• [Data rows]:

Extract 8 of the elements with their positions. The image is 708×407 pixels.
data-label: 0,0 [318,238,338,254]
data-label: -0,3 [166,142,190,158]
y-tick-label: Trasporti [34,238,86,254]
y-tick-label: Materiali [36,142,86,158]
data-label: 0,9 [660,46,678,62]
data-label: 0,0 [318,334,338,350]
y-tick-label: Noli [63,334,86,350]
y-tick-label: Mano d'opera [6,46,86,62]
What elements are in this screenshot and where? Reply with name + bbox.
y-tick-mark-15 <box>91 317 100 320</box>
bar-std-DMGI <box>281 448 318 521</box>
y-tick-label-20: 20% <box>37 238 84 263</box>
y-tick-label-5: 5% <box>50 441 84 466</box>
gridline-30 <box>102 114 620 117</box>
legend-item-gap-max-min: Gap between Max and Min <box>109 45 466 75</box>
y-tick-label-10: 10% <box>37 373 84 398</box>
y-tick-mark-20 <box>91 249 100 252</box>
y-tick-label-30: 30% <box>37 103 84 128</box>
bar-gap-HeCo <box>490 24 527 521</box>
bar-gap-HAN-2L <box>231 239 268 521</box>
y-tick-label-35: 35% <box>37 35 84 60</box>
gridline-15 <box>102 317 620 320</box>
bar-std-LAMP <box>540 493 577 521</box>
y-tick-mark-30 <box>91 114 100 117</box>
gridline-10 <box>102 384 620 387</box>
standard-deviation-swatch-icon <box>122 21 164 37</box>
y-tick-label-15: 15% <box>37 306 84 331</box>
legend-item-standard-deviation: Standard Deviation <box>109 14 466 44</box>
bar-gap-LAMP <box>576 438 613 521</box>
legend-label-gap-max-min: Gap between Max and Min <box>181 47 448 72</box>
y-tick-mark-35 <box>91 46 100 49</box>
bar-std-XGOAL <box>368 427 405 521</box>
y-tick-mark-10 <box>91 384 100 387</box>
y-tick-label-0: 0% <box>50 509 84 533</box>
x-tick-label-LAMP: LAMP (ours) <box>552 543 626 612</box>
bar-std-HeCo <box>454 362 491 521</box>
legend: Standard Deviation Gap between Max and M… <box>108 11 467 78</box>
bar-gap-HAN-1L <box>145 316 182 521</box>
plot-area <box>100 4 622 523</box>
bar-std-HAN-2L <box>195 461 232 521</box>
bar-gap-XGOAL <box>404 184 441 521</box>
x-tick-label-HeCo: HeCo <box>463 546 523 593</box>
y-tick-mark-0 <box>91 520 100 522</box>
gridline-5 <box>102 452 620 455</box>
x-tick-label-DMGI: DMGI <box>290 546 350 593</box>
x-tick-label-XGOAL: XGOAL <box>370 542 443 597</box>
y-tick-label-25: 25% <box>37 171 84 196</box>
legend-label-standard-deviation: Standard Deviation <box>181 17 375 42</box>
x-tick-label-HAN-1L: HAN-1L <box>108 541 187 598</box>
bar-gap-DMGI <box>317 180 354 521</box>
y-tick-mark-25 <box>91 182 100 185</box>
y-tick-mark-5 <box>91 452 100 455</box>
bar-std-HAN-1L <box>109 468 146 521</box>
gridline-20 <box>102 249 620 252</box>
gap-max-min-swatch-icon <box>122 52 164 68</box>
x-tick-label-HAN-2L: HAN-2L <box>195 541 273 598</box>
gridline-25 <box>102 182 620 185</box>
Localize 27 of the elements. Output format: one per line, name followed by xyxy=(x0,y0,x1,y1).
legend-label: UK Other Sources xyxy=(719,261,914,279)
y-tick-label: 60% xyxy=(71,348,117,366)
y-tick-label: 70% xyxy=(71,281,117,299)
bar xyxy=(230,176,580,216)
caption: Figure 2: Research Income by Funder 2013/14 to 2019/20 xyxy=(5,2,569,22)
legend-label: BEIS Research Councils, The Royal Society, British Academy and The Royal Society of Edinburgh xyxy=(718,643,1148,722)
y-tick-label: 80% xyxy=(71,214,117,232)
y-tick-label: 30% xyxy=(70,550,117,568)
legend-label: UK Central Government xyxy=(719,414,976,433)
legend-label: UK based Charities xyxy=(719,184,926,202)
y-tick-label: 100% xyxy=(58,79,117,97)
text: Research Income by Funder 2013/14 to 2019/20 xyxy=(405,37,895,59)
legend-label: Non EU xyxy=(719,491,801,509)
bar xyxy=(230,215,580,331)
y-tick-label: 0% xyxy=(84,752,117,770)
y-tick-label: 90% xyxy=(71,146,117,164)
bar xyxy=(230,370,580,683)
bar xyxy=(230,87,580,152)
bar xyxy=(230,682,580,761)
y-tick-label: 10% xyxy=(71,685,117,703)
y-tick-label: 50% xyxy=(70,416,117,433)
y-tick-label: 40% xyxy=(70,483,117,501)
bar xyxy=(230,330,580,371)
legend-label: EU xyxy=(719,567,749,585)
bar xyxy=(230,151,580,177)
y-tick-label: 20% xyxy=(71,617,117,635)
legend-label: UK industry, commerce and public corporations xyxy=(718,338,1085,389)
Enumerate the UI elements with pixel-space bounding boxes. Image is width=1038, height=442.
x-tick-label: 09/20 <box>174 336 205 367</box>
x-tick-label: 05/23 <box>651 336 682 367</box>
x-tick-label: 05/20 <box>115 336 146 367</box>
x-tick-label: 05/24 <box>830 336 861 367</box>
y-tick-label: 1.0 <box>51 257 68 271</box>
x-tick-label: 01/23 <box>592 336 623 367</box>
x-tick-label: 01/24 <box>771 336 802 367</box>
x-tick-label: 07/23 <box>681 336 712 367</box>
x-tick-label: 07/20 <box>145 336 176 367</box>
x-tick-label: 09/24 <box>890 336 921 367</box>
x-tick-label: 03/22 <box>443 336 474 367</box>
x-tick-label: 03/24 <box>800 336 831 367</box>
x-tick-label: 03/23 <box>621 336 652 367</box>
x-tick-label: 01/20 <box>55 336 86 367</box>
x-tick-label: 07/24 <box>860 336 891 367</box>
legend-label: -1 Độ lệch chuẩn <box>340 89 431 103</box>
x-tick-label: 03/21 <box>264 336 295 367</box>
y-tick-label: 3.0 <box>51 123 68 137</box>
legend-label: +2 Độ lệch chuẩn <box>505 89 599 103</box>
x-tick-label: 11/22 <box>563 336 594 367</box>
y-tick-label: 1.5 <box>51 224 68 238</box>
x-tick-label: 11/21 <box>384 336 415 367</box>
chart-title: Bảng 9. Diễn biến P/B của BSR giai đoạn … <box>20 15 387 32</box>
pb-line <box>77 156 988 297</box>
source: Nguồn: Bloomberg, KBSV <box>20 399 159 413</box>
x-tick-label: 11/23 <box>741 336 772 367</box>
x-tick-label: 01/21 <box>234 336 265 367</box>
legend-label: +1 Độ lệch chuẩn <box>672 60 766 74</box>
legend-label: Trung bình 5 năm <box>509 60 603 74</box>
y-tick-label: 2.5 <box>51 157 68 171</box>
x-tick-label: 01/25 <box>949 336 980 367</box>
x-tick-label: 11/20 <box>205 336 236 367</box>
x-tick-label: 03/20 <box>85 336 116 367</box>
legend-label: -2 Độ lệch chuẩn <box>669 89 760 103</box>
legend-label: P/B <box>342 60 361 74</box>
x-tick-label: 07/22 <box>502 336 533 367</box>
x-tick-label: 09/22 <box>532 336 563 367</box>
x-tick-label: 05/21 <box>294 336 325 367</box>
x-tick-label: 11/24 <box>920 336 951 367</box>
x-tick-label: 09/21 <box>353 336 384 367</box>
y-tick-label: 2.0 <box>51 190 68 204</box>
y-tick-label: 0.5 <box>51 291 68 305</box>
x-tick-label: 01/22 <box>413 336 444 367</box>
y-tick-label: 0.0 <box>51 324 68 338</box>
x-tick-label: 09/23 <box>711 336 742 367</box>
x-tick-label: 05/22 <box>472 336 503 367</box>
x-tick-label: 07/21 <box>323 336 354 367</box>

• [Objective]: Repeat all of the material above word for word, keeping every line in its original order.

• [Solution below]:
Extract 8 of the elements with their positions. The image is 708×407 pixels.
data-label: 0,0 [318,238,338,254]
data-label: -0,3 [166,142,190,158]
y-tick-label: Trasporti [34,238,86,254]
y-tick-label: Materiali [36,142,86,158]
data-label: 0,9 [660,46,678,62]
data-label: 0,0 [318,334,338,350]
y-tick-label: Noli [63,334,86,350]
y-tick-label: Mano d'opera [6,46,86,62]
What elements are in this screenshot and where? Reply with name + bbox.
y-tick-mark-15 <box>91 317 100 320</box>
bar-std-DMGI <box>281 448 318 521</box>
y-tick-label-20: 20% <box>37 238 84 263</box>
y-tick-label-5: 5% <box>50 441 84 466</box>
gridline-30 <box>102 114 620 117</box>
legend-item-gap-max-min: Gap between Max and Min <box>109 45 466 75</box>
y-tick-label-10: 10% <box>37 373 84 398</box>
y-tick-mark-20 <box>91 249 100 252</box>
y-tick-label-30: 30% <box>37 103 84 128</box>
bar-gap-HeCo <box>490 24 527 521</box>
bar-gap-HAN-2L <box>231 239 268 521</box>
y-tick-label-35: 35% <box>37 35 84 60</box>
gridline-15 <box>102 317 620 320</box>
bar-std-LAMP <box>540 493 577 521</box>
y-tick-mark-30 <box>91 114 100 117</box>
gridline-10 <box>102 384 620 387</box>
standard-deviation-swatch-icon <box>122 21 164 37</box>
y-tick-label-15: 15% <box>37 306 84 331</box>
legend-item-standard-deviation: Standard Deviation <box>109 14 466 44</box>
bar-gap-LAMP <box>576 438 613 521</box>
legend-label-gap-max-min: Gap between Max and Min <box>181 47 448 72</box>
y-tick-mark-35 <box>91 46 100 49</box>
bar-std-XGOAL <box>368 427 405 521</box>
y-tick-mark-10 <box>91 384 100 387</box>
y-tick-label-0: 0% <box>50 509 84 533</box>
x-tick-label-LAMP: LAMP (ours) <box>552 543 626 612</box>
bar-std-HeCo <box>454 362 491 521</box>
legend: Standard Deviation Gap between Max and M… <box>108 11 467 78</box>
bar-gap-HAN-1L <box>145 316 182 521</box>
plot-area <box>100 4 622 523</box>
bar-std-HAN-2L <box>195 461 232 521</box>
bar-gap-XGOAL <box>404 184 441 521</box>
x-tick-label-HeCo: HeCo <box>463 546 523 593</box>
y-tick-mark-0 <box>91 520 100 522</box>
gridline-5 <box>102 452 620 455</box>
x-tick-label-DMGI: DMGI <box>290 546 350 593</box>
x-tick-label-XGOAL: XGOAL <box>370 542 443 597</box>
y-tick-label-25: 25% <box>37 171 84 196</box>
legend-label-standard-deviation: Standard Deviation <box>181 17 375 42</box>
x-tick-label-HAN-1L: HAN-1L <box>108 541 187 598</box>
bar-gap-DMGI <box>317 180 354 521</box>
y-tick-mark-25 <box>91 182 100 185</box>
y-tick-mark-5 <box>91 452 100 455</box>
bar-std-HAN-1L <box>109 468 146 521</box>
gridline-20 <box>102 249 620 252</box>
gap-max-min-swatch-icon <box>122 52 164 68</box>
x-tick-label-HAN-2L: HAN-2L <box>195 541 273 598</box>
gridline-25 <box>102 182 620 185</box>
Localize 27 of the elements. Output format: one per line, name followed by xyxy=(x0,y0,x1,y1).
legend-label: UK Other Sources xyxy=(719,261,914,279)
y-tick-label: 60% xyxy=(71,348,117,366)
y-tick-label: 70% xyxy=(71,281,117,299)
bar xyxy=(230,176,580,216)
caption: Figure 2: Research Income by Funder 2013/14 to 2019/20 xyxy=(5,2,569,22)
legend-label: BEIS Research Councils, The Royal Society, British Academy and The Royal Society of Edinburgh xyxy=(718,643,1148,722)
y-tick-label: 80% xyxy=(71,214,117,232)
y-tick-label: 30% xyxy=(70,550,117,568)
legend-label: UK Central Government xyxy=(719,414,976,433)
legend-label: UK based Charities xyxy=(719,184,926,202)
y-tick-label: 100% xyxy=(58,79,117,97)
text: Research Income by Funder 2013/14 to 2019/20 xyxy=(405,37,895,59)
legend-label: Non EU xyxy=(719,491,801,509)
bar xyxy=(230,215,580,331)
y-tick-label: 0% xyxy=(84,752,117,770)
y-tick-label: 90% xyxy=(71,146,117,164)
bar xyxy=(230,370,580,683)
bar xyxy=(230,87,580,152)
bar xyxy=(230,682,580,761)
y-tick-label: 10% xyxy=(71,685,117,703)
y-tick-label: 50% xyxy=(70,416,117,433)
y-tick-label: 40% xyxy=(70,483,117,501)
bar xyxy=(230,330,580,371)
legend-label: EU xyxy=(719,567,749,585)
bar xyxy=(230,151,580,177)
y-tick-label: 20% xyxy=(71,617,117,635)
legend-label: UK industry, commerce and public corporations xyxy=(718,338,1085,389)
Enumerate the UI elements with pixel-space bounding boxes. Image is width=1038, height=442.
x-tick-label: 09/20 <box>174 336 205 367</box>
x-tick-label: 05/23 <box>651 336 682 367</box>
x-tick-label: 05/20 <box>115 336 146 367</box>
x-tick-label: 05/24 <box>830 336 861 367</box>
y-tick-label: 1.0 <box>51 257 68 271</box>
x-tick-label: 01/23 <box>592 336 623 367</box>
x-tick-label: 01/24 <box>771 336 802 367</box>
x-tick-label: 07/23 <box>681 336 712 367</box>
x-tick-label: 07/20 <box>145 336 176 367</box>
x-tick-label: 09/24 <box>890 336 921 367</box>
x-tick-label: 03/22 <box>443 336 474 367</box>
x-tick-label: 03/24 <box>800 336 831 367</box>
x-tick-label: 03/23 <box>621 336 652 367</box>
x-tick-label: 01/20 <box>55 336 86 367</box>
x-tick-label: 07/24 <box>860 336 891 367</box>
legend-label: -1 Độ lệch chuẩn <box>340 89 431 103</box>
x-tick-label: 03/21 <box>264 336 295 367</box>
y-tick-label: 3.0 <box>51 123 68 137</box>
legend-label: +2 Độ lệch chuẩn <box>505 89 599 103</box>
x-tick-label: 11/22 <box>563 336 594 367</box>
y-tick-label: 1.5 <box>51 224 68 238</box>
x-tick-label: 11/21 <box>384 336 415 367</box>
chart-title: Bảng 9. Diễn biến P/B của BSR giai đoạn … <box>20 15 387 32</box>
pb-line <box>77 156 988 297</box>
source: Nguồn: Bloomberg, KBSV <box>20 399 159 413</box>
x-tick-label: 11/23 <box>741 336 772 367</box>
x-tick-label: 01/21 <box>234 336 265 367</box>
legend-label: +1 Độ lệch chuẩn <box>672 60 766 74</box>
legend-label: Trung bình 5 năm <box>509 60 603 74</box>
y-tick-label: 2.5 <box>51 157 68 171</box>
x-tick-label: 01/25 <box>949 336 980 367</box>
x-tick-label: 11/20 <box>205 336 236 367</box>
x-tick-label: 03/20 <box>85 336 116 367</box>
legend-label: -2 Độ lệch chuẩn <box>669 89 760 103</box>
legend-label: P/B <box>342 60 361 74</box>
x-tick-label: 07/22 <box>502 336 533 367</box>
x-tick-label: 09/22 <box>532 336 563 367</box>
x-tick-label: 05/21 <box>294 336 325 367</box>
x-tick-label: 11/24 <box>920 336 951 367</box>
x-tick-label: 09/21 <box>353 336 384 367</box>
y-tick-label: 2.0 <box>51 190 68 204</box>
y-tick-label: 0.5 <box>51 291 68 305</box>
x-tick-label: 01/22 <box>413 336 444 367</box>
y-tick-label: 0.0 <box>51 324 68 338</box>
x-tick-label: 09/23 <box>711 336 742 367</box>
x-tick-label: 05/22 <box>472 336 503 367</box>
x-tick-label: 07/21 <box>323 336 354 367</box>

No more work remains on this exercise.